+++ Dataset extract

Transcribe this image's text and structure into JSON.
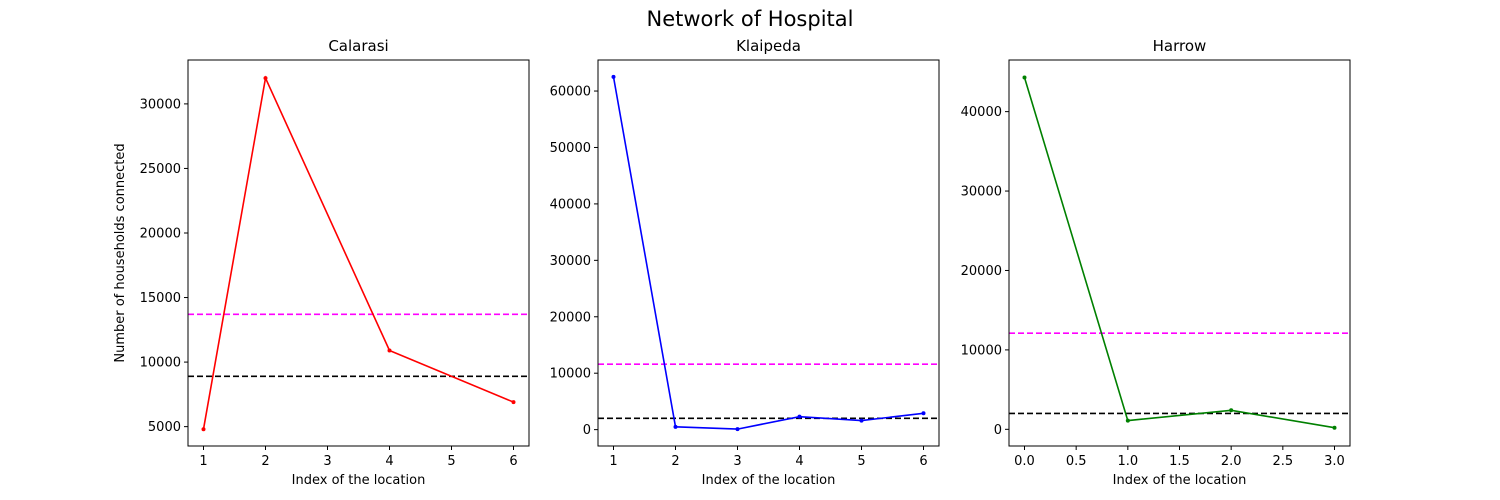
{
  "figure": {
    "title": "Network of Hospital"
  },
  "chart_data": [
    {
      "type": "line",
      "title": "Calarasi",
      "xlabel": "Index of the location",
      "ylabel": "Number of households connected",
      "xlim": [
        0.75,
        6.25
      ],
      "ylim": [
        3500,
        33400
      ],
      "xticks": [
        1,
        2,
        3,
        4,
        5,
        6
      ],
      "xtick_labels": [
        "1",
        "2",
        "3",
        "4",
        "5",
        "6"
      ],
      "yticks": [
        5000,
        10000,
        15000,
        20000,
        25000,
        30000
      ],
      "ytick_labels": [
        "5000",
        "10000",
        "15000",
        "20000",
        "25000",
        "30000"
      ],
      "series": [
        {
          "x": [
            1,
            2,
            4,
            6
          ],
          "y": [
            4800,
            32000,
            10900,
            6900
          ],
          "color": "#ff0000"
        }
      ],
      "hlines": [
        {
          "y": 13700,
          "color": "#ff00ff",
          "style": "dashed"
        },
        {
          "y": 8900,
          "color": "#000000",
          "style": "dashed"
        }
      ],
      "grid": false
    },
    {
      "type": "line",
      "title": "Klaipeda",
      "xlabel": "Index of the location",
      "ylabel": "",
      "xlim": [
        0.75,
        6.25
      ],
      "ylim": [
        -2900,
        65500
      ],
      "xticks": [
        1,
        2,
        3,
        4,
        5,
        6
      ],
      "xtick_labels": [
        "1",
        "2",
        "3",
        "4",
        "5",
        "6"
      ],
      "yticks": [
        0,
        10000,
        20000,
        30000,
        40000,
        50000,
        60000
      ],
      "ytick_labels": [
        "0",
        "10000",
        "20000",
        "30000",
        "40000",
        "50000",
        "60000"
      ],
      "series": [
        {
          "x": [
            1,
            2,
            3,
            4,
            5,
            6
          ],
          "y": [
            62500,
            500,
            100,
            2300,
            1600,
            2900
          ],
          "color": "#0000ff"
        }
      ],
      "hlines": [
        {
          "y": 11600,
          "color": "#ff00ff",
          "style": "dashed"
        },
        {
          "y": 2000,
          "color": "#000000",
          "style": "dashed"
        }
      ],
      "grid": false
    },
    {
      "type": "line",
      "title": "Harrow",
      "xlabel": "Index of the location",
      "ylabel": "",
      "xlim": [
        -0.15,
        3.15
      ],
      "ylim": [
        -2100,
        46500
      ],
      "xticks": [
        0,
        0.5,
        1,
        1.5,
        2,
        2.5,
        3
      ],
      "xtick_labels": [
        "0.0",
        "0.5",
        "1.0",
        "1.5",
        "2.0",
        "2.5",
        "3.0"
      ],
      "yticks": [
        0,
        10000,
        20000,
        30000,
        40000
      ],
      "ytick_labels": [
        "0",
        "10000",
        "20000",
        "30000",
        "40000"
      ],
      "series": [
        {
          "x": [
            0,
            1,
            2,
            3
          ],
          "y": [
            44300,
            1100,
            2400,
            200
          ],
          "color": "#008000"
        }
      ],
      "hlines": [
        {
          "y": 12100,
          "color": "#ff00ff",
          "style": "dashed"
        },
        {
          "y": 2000,
          "color": "#000000",
          "style": "dashed"
        }
      ],
      "grid": false
    }
  ]
}
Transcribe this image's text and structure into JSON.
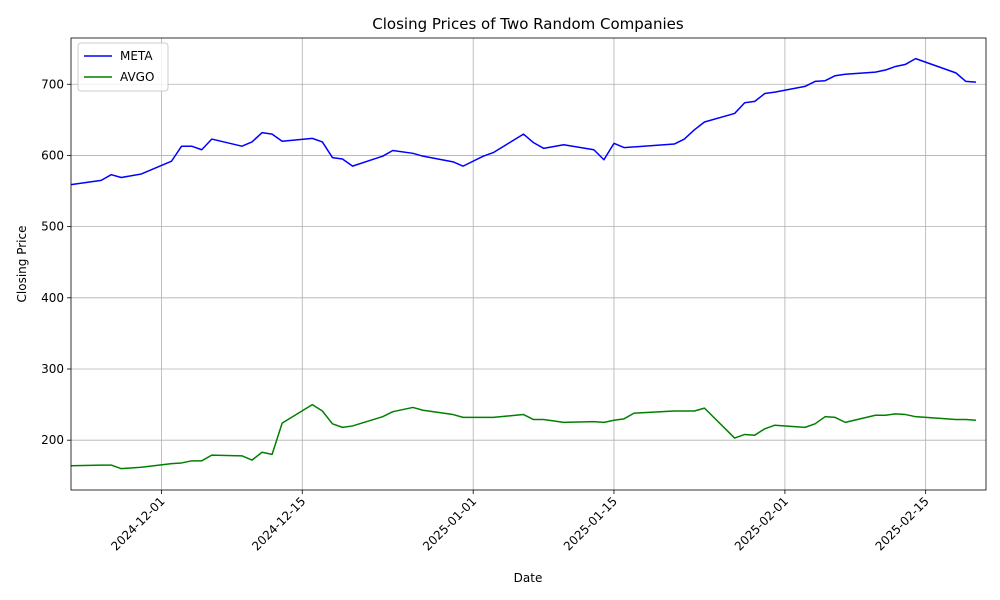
{
  "chart_data": {
    "type": "line",
    "title": "Closing Prices of Two Random Companies",
    "xlabel": "Date",
    "ylabel": "Closing Price",
    "xlim": [
      "2024-11-22",
      "2025-02-21"
    ],
    "ylim": [
      130,
      765
    ],
    "grid": true,
    "legend_position": "upper-left",
    "xticks": [
      "2024-12-01",
      "2024-12-15",
      "2025-01-01",
      "2025-01-15",
      "2025-02-01",
      "2025-02-15"
    ],
    "yticks": [
      200,
      300,
      400,
      500,
      600,
      700
    ],
    "series": [
      {
        "name": "META",
        "color": "#0000ff",
        "points": [
          [
            "2024-11-22",
            559
          ],
          [
            "2024-11-25",
            565
          ],
          [
            "2024-11-26",
            573
          ],
          [
            "2024-11-27",
            569
          ],
          [
            "2024-11-29",
            574
          ],
          [
            "2024-12-02",
            592
          ],
          [
            "2024-12-03",
            613
          ],
          [
            "2024-12-04",
            613
          ],
          [
            "2024-12-05",
            608
          ],
          [
            "2024-12-06",
            623
          ],
          [
            "2024-12-09",
            613
          ],
          [
            "2024-12-10",
            619
          ],
          [
            "2024-12-11",
            632
          ],
          [
            "2024-12-12",
            630
          ],
          [
            "2024-12-13",
            620
          ],
          [
            "2024-12-16",
            624
          ],
          [
            "2024-12-17",
            619
          ],
          [
            "2024-12-18",
            597
          ],
          [
            "2024-12-19",
            595
          ],
          [
            "2024-12-20",
            585
          ],
          [
            "2024-12-23",
            599
          ],
          [
            "2024-12-24",
            607
          ],
          [
            "2024-12-26",
            603
          ],
          [
            "2024-12-27",
            599
          ],
          [
            "2024-12-30",
            591
          ],
          [
            "2024-12-31",
            585
          ],
          [
            "2025-01-02",
            599
          ],
          [
            "2025-01-03",
            604
          ],
          [
            "2025-01-06",
            630
          ],
          [
            "2025-01-07",
            618
          ],
          [
            "2025-01-08",
            610
          ],
          [
            "2025-01-10",
            615
          ],
          [
            "2025-01-13",
            608
          ],
          [
            "2025-01-14",
            594
          ],
          [
            "2025-01-15",
            617
          ],
          [
            "2025-01-16",
            611
          ],
          [
            "2025-01-17",
            612
          ],
          [
            "2025-01-21",
            616
          ],
          [
            "2025-01-22",
            623
          ],
          [
            "2025-01-23",
            636
          ],
          [
            "2025-01-24",
            647
          ],
          [
            "2025-01-27",
            659
          ],
          [
            "2025-01-28",
            674
          ],
          [
            "2025-01-29",
            676
          ],
          [
            "2025-01-30",
            687
          ],
          [
            "2025-01-31",
            689
          ],
          [
            "2025-02-03",
            697
          ],
          [
            "2025-02-04",
            704
          ],
          [
            "2025-02-05",
            705
          ],
          [
            "2025-02-06",
            712
          ],
          [
            "2025-02-07",
            714
          ],
          [
            "2025-02-10",
            717
          ],
          [
            "2025-02-11",
            720
          ],
          [
            "2025-02-12",
            725
          ],
          [
            "2025-02-13",
            728
          ],
          [
            "2025-02-14",
            736
          ],
          [
            "2025-02-18",
            716
          ],
          [
            "2025-02-19",
            704
          ],
          [
            "2025-02-20",
            703
          ]
        ]
      },
      {
        "name": "AVGO",
        "color": "#008000",
        "points": [
          [
            "2024-11-22",
            164
          ],
          [
            "2024-11-25",
            165
          ],
          [
            "2024-11-26",
            165
          ],
          [
            "2024-11-27",
            160
          ],
          [
            "2024-11-29",
            162
          ],
          [
            "2024-12-02",
            167
          ],
          [
            "2024-12-03",
            168
          ],
          [
            "2024-12-04",
            171
          ],
          [
            "2024-12-05",
            171
          ],
          [
            "2024-12-06",
            179
          ],
          [
            "2024-12-09",
            178
          ],
          [
            "2024-12-10",
            172
          ],
          [
            "2024-12-11",
            183
          ],
          [
            "2024-12-12",
            180
          ],
          [
            "2024-12-13",
            224
          ],
          [
            "2024-12-16",
            250
          ],
          [
            "2024-12-17",
            241
          ],
          [
            "2024-12-18",
            223
          ],
          [
            "2024-12-19",
            218
          ],
          [
            "2024-12-20",
            220
          ],
          [
            "2024-12-23",
            233
          ],
          [
            "2024-12-24",
            240
          ],
          [
            "2024-12-26",
            246
          ],
          [
            "2024-12-27",
            242
          ],
          [
            "2024-12-30",
            236
          ],
          [
            "2024-12-31",
            232
          ],
          [
            "2025-01-02",
            232
          ],
          [
            "2025-01-03",
            232
          ],
          [
            "2025-01-06",
            236
          ],
          [
            "2025-01-07",
            229
          ],
          [
            "2025-01-08",
            229
          ],
          [
            "2025-01-10",
            225
          ],
          [
            "2025-01-13",
            226
          ],
          [
            "2025-01-14",
            225
          ],
          [
            "2025-01-15",
            228
          ],
          [
            "2025-01-16",
            230
          ],
          [
            "2025-01-17",
            238
          ],
          [
            "2025-01-21",
            241
          ],
          [
            "2025-01-22",
            241
          ],
          [
            "2025-01-23",
            241
          ],
          [
            "2025-01-24",
            245
          ],
          [
            "2025-01-27",
            203
          ],
          [
            "2025-01-28",
            208
          ],
          [
            "2025-01-29",
            207
          ],
          [
            "2025-01-30",
            216
          ],
          [
            "2025-01-31",
            221
          ],
          [
            "2025-02-03",
            218
          ],
          [
            "2025-02-04",
            223
          ],
          [
            "2025-02-05",
            233
          ],
          [
            "2025-02-06",
            232
          ],
          [
            "2025-02-07",
            225
          ],
          [
            "2025-02-10",
            235
          ],
          [
            "2025-02-11",
            235
          ],
          [
            "2025-02-12",
            237
          ],
          [
            "2025-02-13",
            236
          ],
          [
            "2025-02-14",
            233
          ],
          [
            "2025-02-18",
            229
          ],
          [
            "2025-02-19",
            229
          ],
          [
            "2025-02-20",
            228
          ]
        ]
      }
    ]
  }
}
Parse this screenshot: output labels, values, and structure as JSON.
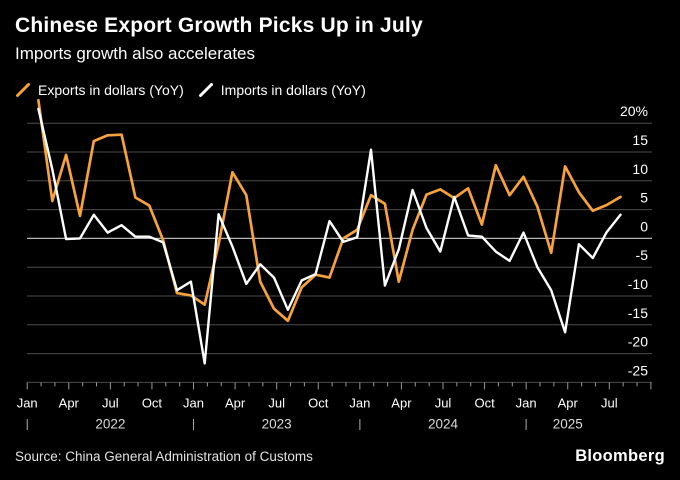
{
  "ui": {
    "header": {
      "title": "Chinese Export Growth Picks Up in July",
      "subtitle": "Imports growth also accelerates"
    },
    "legend": {
      "items": [
        {
          "label": "Exports in dollars (YoY)",
          "color": "#f8a23b",
          "icon": "line-slash"
        },
        {
          "label": "Imports in dollars (YoY)",
          "color": "#ffffff",
          "icon": "line-slash"
        }
      ]
    },
    "footer": {
      "source": "Source: China General Administration of Customs",
      "logo": "Bloomberg"
    }
  },
  "colors": {
    "background": "#000000",
    "exports_line": "#f8a23b",
    "imports_line": "#ffffff",
    "gridline": "#4d4d4d",
    "zero_line": "#b5b5b5",
    "tick": "#999999",
    "axis_label": "#ffffff",
    "year_label": "#d9d9d9"
  },
  "chart_data": {
    "type": "line",
    "title": "Chinese Export Growth Picks Up in July",
    "subtitle": "Imports growth also accelerates",
    "unit": "percent YoY",
    "grid": "horizontal",
    "legend_position": "top-left",
    "ylim": [
      -25,
      25
    ],
    "y_ticks": [
      20,
      15,
      10,
      5,
      0,
      -5,
      -10,
      -15,
      -20,
      -25
    ],
    "y_tick_labels": [
      "20%",
      "15",
      "10",
      "5",
      "0",
      "-5",
      "-10",
      "-15",
      "-20",
      "-25"
    ],
    "x_tick_quarter_labels": [
      "Jan",
      "Apr",
      "Jul",
      "Oct"
    ],
    "years": [
      "2022",
      "2023",
      "2024",
      "2025"
    ],
    "x": [
      "Jan 2022",
      "Feb 2022",
      "Mar 2022",
      "Apr 2022",
      "May 2022",
      "Jun 2022",
      "Jul 2022",
      "Aug 2022",
      "Sep 2022",
      "Oct 2022",
      "Nov 2022",
      "Dec 2022",
      "Jan 2023",
      "Feb 2023",
      "Mar 2023",
      "Apr 2023",
      "May 2023",
      "Jun 2023",
      "Jul 2023",
      "Aug 2023",
      "Sep 2023",
      "Oct 2023",
      "Nov 2023",
      "Dec 2023",
      "Jan 2024",
      "Feb 2024",
      "Mar 2024",
      "Apr 2024",
      "May 2024",
      "Jun 2024",
      "Jul 2024",
      "Aug 2024",
      "Sep 2024",
      "Oct 2024",
      "Nov 2024",
      "Dec 2024",
      "Jan 2025",
      "Feb 2025",
      "Mar 2025",
      "Apr 2025",
      "May 2025",
      "Jun 2025",
      "Jul 2025"
    ],
    "series": [
      {
        "name": "Exports in dollars (YoY)",
        "color": "#f8a23b",
        "values": [
          24,
          6.5,
          14.5,
          3.9,
          16.9,
          17.9,
          18,
          7.1,
          5.7,
          -0.3,
          -9.5,
          -9.9,
          -11.5,
          -1,
          11.5,
          7.5,
          -7.5,
          -12.2,
          -14.3,
          -8.5,
          -6.3,
          -6.8,
          0,
          1.5,
          7.5,
          6,
          -7.5,
          1.5,
          7.6,
          8.5,
          7,
          8.7,
          2.4,
          12.7,
          7.5,
          10.7,
          5.5,
          -2.5,
          12.5,
          8,
          4.8,
          5.8,
          7.2
        ]
      },
      {
        "name": "Imports in dollars (YoY)",
        "color": "#ffffff",
        "values": [
          22.5,
          12,
          -0.1,
          0,
          4.1,
          1,
          2.3,
          0.3,
          0.3,
          -0.7,
          -9,
          -7.5,
          -21.7,
          4.2,
          -1.4,
          -7.9,
          -4.5,
          -6.8,
          -12.4,
          -7.3,
          -6.2,
          3,
          -0.6,
          0.2,
          15.4,
          -8.2,
          -1.9,
          8.4,
          1.8,
          -2.3,
          7.2,
          0.5,
          0.3,
          -2.3,
          -3.9,
          1,
          -5,
          -9,
          -16.3,
          -1,
          -3.4,
          1.1,
          4.1
        ]
      }
    ]
  }
}
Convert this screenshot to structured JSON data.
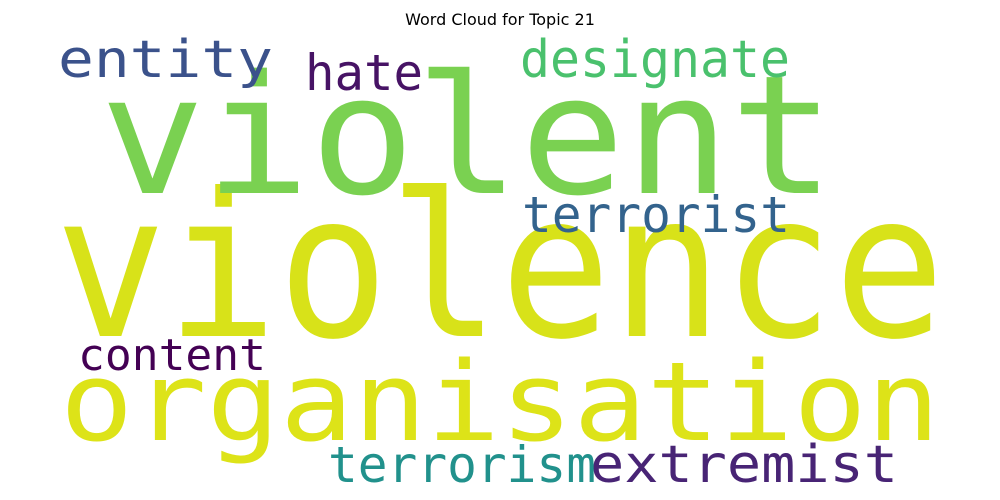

++++++

- **Set exercise**
Copy out each line of the records that holds the string "Closing".

- **Complete answer**
    "title": "Closing Prices of Two Random Companies",
    "ylabel": "Closing Price",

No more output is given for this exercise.